[A block of data]
——

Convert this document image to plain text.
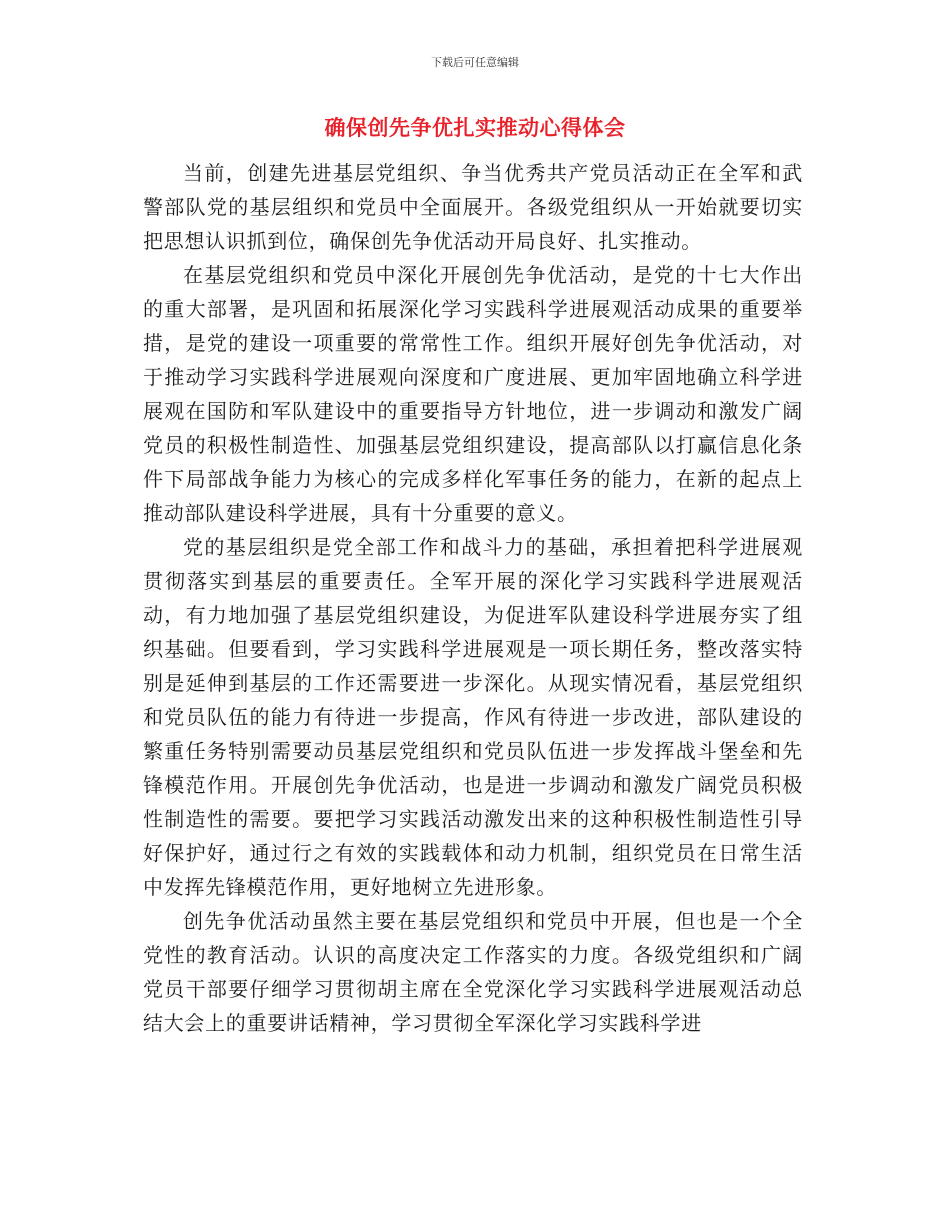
下载后可任意编辑
确保创先争优扎实推动心得体会

当前，创建先进基层党组织、争当优秀共产党员活动正在全军和武警部队党的基层组织和党员中全面展开。各级党组织从一开始就要切实把思想认识抓到位，确保创先争优活动开局良好、扎实推动。

在基层党组织和党员中深化开展创先争优活动，是党的十七大作出的重大部署，是巩固和拓展深化学习实践科学进展观活动成果的重要举措，是党的建设一项重要的常常性工作。组织开展好创先争优活动，对于推动学习实践科学进展观向深度和广度进展、更加牢固地确立科学进展观在国防和军队建设中的重要指导方针地位，进一步调动和激发广阔党员的积极性制造性、加强基层党组织建设，提高部队以打赢信息化条件下局部战争能力为核心的完成多样化军事任务的能力，在新的起点上推动部队建设科学进展，具有十分重要的意义。

党的基层组织是党全部工作和战斗力的基础，承担着把科学进展观贯彻落实到基层的重要责任。全军开展的深化学习实践科学进展观活动，有力地加强了基层党组织建设，为促进军队建设科学进展夯实了组织基础。但要看到，学习实践科学进展观是一项长期任务，整改落实特别是延伸到基层的工作还需要进一步深化。从现实情况看，基层党组织和党员队伍的能力有待进一步提高，作风有待进一步改进，部队建设的繁重任务特别需要动员基层党组织和党员队伍进一步发挥战斗堡垒和先锋模范作用。开展创先争优活动，也是进一步调动和激发广阔党员积极性制造性的需要。要把学习实践活动激发出来的这种积极性制造性引导好保护好，通过行之有效的实践载体和动力机制，组织党员在日常生活中发挥先锋模范作用，更好地树立先进形象。

创先争优活动虽然主要在基层党组织和党员中开展，但也是一个全党性的教育活动。认识的高度决定工作落实的力度。各级党组织和广阔党员干部要仔细学习贯彻胡主席在全党深化学习实践科学进展观活动总结大会上的重要讲话精神，学习贯彻全军深化学习实践科学进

——

# What the exercise asks
Go back to the records above and write them out exactly, without the pictures.

# Reply
Convert this document image to plain text.
下载后可任意编辑
确保创先争优扎实推动心得体会

当前，创建先进基层党组织、争当优秀共产党员活动正在全军和武警部队党的基层组织和党员中全面展开。各级党组织从一开始就要切实把思想认识抓到位，确保创先争优活动开局良好、扎实推动。

在基层党组织和党员中深化开展创先争优活动，是党的十七大作出的重大部署，是巩固和拓展深化学习实践科学进展观活动成果的重要举措，是党的建设一项重要的常常性工作。组织开展好创先争优活动，对于推动学习实践科学进展观向深度和广度进展、更加牢固地确立科学进展观在国防和军队建设中的重要指导方针地位，进一步调动和激发广阔党员的积极性制造性、加强基层党组织建设，提高部队以打赢信息化条件下局部战争能力为核心的完成多样化军事任务的能力，在新的起点上推动部队建设科学进展，具有十分重要的意义。

党的基层组织是党全部工作和战斗力的基础，承担着把科学进展观贯彻落实到基层的重要责任。全军开展的深化学习实践科学进展观活动，有力地加强了基层党组织建设，为促进军队建设科学进展夯实了组织基础。但要看到，学习实践科学进展观是一项长期任务，整改落实特别是延伸到基层的工作还需要进一步深化。从现实情况看，基层党组织和党员队伍的能力有待进一步提高，作风有待进一步改进，部队建设的繁重任务特别需要动员基层党组织和党员队伍进一步发挥战斗堡垒和先锋模范作用。开展创先争优活动，也是进一步调动和激发广阔党员积极性制造性的需要。要把学习实践活动激发出来的这种积极性制造性引导好保护好，通过行之有效的实践载体和动力机制，组织党员在日常生活中发挥先锋模范作用，更好地树立先进形象。

创先争优活动虽然主要在基层党组织和党员中开展，但也是一个全党性的教育活动。认识的高度决定工作落实的力度。各级党组织和广阔党员干部要仔细学习贯彻胡主席在全党深化学习实践科学进展观活动总结大会上的重要讲话精神，学习贯彻全军深化学习实践科学进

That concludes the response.